## REQUIREMENTS
Read the material below and tally how many lines hold the word "this", giving the number and nothing else.

⁂

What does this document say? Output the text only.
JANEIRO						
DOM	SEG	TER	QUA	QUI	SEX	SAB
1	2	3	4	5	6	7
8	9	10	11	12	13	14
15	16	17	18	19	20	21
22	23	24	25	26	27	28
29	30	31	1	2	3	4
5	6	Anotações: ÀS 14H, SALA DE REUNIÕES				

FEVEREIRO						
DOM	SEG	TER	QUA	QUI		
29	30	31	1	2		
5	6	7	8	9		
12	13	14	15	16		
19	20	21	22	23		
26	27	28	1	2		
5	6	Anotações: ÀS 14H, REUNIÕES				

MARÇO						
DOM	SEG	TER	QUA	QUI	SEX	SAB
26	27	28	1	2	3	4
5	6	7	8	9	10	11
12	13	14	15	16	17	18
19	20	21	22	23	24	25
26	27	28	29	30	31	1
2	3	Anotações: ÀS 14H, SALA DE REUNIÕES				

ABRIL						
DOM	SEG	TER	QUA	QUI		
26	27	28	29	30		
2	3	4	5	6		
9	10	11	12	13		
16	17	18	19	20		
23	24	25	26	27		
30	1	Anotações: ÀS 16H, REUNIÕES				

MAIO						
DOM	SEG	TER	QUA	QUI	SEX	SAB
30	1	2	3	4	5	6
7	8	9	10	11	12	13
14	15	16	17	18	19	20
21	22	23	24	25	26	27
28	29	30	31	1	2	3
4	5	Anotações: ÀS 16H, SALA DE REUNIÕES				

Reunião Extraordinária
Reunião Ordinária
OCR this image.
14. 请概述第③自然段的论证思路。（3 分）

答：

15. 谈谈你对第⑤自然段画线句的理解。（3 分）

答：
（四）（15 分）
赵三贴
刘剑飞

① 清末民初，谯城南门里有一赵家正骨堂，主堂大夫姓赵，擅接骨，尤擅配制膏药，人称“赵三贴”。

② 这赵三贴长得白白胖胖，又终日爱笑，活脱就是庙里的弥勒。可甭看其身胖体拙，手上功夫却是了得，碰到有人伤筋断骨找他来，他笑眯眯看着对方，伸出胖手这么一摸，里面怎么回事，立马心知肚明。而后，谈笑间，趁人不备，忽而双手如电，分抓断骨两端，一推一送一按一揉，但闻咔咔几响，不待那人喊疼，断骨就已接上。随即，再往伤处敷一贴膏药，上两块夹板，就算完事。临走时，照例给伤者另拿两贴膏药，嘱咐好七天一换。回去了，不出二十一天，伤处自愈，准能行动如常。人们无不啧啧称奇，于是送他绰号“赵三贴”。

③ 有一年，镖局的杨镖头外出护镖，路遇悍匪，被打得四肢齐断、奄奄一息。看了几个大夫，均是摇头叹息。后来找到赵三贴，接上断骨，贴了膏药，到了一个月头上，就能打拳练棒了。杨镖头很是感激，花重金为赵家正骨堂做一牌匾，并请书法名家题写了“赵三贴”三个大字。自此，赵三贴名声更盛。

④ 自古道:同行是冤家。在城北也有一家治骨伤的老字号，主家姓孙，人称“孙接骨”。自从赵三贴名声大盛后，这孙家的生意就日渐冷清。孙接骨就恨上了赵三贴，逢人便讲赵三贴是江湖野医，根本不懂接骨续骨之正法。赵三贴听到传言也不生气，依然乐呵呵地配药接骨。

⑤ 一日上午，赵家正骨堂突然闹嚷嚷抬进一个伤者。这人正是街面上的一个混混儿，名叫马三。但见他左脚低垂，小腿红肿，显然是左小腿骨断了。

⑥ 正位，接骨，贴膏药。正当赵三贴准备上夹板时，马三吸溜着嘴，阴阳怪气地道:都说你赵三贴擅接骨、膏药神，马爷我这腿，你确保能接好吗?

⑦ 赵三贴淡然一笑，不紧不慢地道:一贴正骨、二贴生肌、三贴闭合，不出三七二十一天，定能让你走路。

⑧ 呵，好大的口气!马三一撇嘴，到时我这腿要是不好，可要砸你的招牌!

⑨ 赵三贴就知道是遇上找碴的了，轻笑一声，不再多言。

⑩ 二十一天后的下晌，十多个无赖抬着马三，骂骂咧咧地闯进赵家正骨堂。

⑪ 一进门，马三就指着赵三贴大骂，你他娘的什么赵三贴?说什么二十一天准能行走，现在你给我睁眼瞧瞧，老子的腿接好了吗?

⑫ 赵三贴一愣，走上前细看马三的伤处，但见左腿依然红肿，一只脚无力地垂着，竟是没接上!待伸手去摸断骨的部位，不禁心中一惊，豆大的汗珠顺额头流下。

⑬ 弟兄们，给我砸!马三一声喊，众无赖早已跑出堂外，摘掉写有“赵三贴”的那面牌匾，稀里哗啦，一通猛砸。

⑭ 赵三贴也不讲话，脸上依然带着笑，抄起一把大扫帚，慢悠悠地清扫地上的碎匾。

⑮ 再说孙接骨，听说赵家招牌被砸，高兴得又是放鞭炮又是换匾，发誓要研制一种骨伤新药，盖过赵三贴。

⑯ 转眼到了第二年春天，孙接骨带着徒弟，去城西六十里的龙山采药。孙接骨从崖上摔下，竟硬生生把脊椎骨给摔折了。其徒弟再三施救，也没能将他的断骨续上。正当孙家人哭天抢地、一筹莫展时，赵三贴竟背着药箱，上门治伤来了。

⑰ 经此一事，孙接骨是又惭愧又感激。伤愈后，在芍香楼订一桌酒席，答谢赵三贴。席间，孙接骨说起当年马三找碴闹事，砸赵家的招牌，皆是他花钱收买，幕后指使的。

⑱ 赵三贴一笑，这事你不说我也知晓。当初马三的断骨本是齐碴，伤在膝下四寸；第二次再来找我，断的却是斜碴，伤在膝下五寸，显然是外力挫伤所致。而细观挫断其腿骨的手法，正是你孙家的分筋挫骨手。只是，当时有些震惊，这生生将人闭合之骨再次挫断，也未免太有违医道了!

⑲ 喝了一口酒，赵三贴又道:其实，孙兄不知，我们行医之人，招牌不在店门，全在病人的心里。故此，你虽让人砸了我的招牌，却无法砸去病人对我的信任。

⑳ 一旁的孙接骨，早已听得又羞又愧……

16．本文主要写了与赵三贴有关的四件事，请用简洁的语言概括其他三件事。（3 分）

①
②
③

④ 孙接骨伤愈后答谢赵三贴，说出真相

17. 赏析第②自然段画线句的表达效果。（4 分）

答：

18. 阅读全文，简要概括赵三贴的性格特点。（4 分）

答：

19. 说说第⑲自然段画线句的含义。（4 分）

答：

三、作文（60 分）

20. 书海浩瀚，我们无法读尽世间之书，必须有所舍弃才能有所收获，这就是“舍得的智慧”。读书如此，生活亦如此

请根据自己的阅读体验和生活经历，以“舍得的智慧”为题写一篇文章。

⁂

## OUTPUT BELOW
2